▶ [Brief]:
Give back the entire listing verbatim.

▶ [Data for this task]:
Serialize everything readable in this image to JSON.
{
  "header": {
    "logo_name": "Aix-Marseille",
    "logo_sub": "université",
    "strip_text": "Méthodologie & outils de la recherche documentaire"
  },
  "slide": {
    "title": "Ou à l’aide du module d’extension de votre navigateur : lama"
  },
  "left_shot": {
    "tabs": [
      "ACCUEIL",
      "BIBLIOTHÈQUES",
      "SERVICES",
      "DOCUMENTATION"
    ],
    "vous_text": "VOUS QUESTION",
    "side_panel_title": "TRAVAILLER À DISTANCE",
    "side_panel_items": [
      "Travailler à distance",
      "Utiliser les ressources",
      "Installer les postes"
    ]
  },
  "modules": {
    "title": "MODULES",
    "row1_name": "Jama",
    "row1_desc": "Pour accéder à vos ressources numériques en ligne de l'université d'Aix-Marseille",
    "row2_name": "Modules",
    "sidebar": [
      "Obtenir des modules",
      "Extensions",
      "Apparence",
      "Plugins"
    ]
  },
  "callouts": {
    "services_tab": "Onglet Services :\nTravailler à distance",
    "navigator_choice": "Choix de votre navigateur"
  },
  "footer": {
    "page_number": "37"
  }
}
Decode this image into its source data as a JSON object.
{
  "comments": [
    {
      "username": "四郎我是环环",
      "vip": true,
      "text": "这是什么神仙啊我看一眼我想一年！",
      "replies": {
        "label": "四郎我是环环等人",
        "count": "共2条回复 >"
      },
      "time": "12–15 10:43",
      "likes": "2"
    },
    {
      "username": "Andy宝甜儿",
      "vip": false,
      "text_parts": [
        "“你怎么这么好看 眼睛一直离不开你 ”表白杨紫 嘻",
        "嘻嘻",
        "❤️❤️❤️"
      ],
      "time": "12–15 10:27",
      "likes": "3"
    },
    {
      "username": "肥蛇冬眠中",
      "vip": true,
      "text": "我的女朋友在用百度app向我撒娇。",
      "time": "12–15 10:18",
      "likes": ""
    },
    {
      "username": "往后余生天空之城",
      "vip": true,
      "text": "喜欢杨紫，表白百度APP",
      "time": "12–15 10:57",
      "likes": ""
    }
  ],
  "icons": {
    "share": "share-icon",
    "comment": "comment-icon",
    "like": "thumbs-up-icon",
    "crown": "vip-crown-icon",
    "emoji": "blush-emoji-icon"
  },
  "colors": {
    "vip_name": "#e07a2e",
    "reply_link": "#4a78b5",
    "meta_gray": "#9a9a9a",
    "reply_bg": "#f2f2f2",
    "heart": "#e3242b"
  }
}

▶ [Full solution]:
Serialize everything readable in this image to JSON.
{
  "header": {
    "logo_name": "Aix-Marseille",
    "logo_sub": "université",
    "strip_text": "Méthodologie & outils de la recherche documentaire"
  },
  "slide": {
    "title": "Ou à l’aide du module d’extension de votre navigateur : lama"
  },
  "left_shot": {
    "tabs": [
      "ACCUEIL",
      "BIBLIOTHÈQUES",
      "SERVICES",
      "DOCUMENTATION"
    ],
    "vous_text": "VOUS QUESTION",
    "side_panel_title": "TRAVAILLER À DISTANCE",
    "side_panel_items": [
      "Travailler à distance",
      "Utiliser les ressources",
      "Installer les postes"
    ]
  },
  "modules": {
    "title": "MODULES",
    "row1_name": "Jama",
    "row1_desc": "Pour accéder à vos ressources numériques en ligne de l'université d'Aix-Marseille",
    "row2_name": "Modules",
    "sidebar": [
      "Obtenir des modules",
      "Extensions",
      "Apparence",
      "Plugins"
    ]
  },
  "callouts": {
    "services_tab": "Onglet Services :\nTravailler à distance",
    "navigator_choice": "Choix de votre navigateur"
  },
  "footer": {
    "page_number": "37"
  }
}
Decode this image into its source data as a JSON object.
{
  "comments": [
    {
      "username": "四郎我是环环",
      "vip": true,
      "text": "这是什么神仙啊我看一眼我想一年！",
      "replies": {
        "label": "四郎我是环环等人",
        "count": "共2条回复 >"
      },
      "time": "12–15 10:43",
      "likes": "2"
    },
    {
      "username": "Andy宝甜儿",
      "vip": false,
      "text_parts": [
        "“你怎么这么好看 眼睛一直离不开你 ”表白杨紫 嘻",
        "嘻嘻",
        "❤️❤️❤️"
      ],
      "time": "12–15 10:27",
      "likes": "3"
    },
    {
      "username": "肥蛇冬眠中",
      "vip": true,
      "text": "我的女朋友在用百度app向我撒娇。",
      "time": "12–15 10:18",
      "likes": ""
    },
    {
      "username": "往后余生天空之城",
      "vip": true,
      "text": "喜欢杨紫，表白百度APP",
      "time": "12–15 10:57",
      "likes": ""
    }
  ],
  "icons": {
    "share": "share-icon",
    "comment": "comment-icon",
    "like": "thumbs-up-icon",
    "crown": "vip-crown-icon",
    "emoji": "blush-emoji-icon"
  },
  "colors": {
    "vip_name": "#e07a2e",
    "reply_link": "#4a78b5",
    "meta_gray": "#9a9a9a",
    "reply_bg": "#f2f2f2",
    "heart": "#e3242b"
  }
}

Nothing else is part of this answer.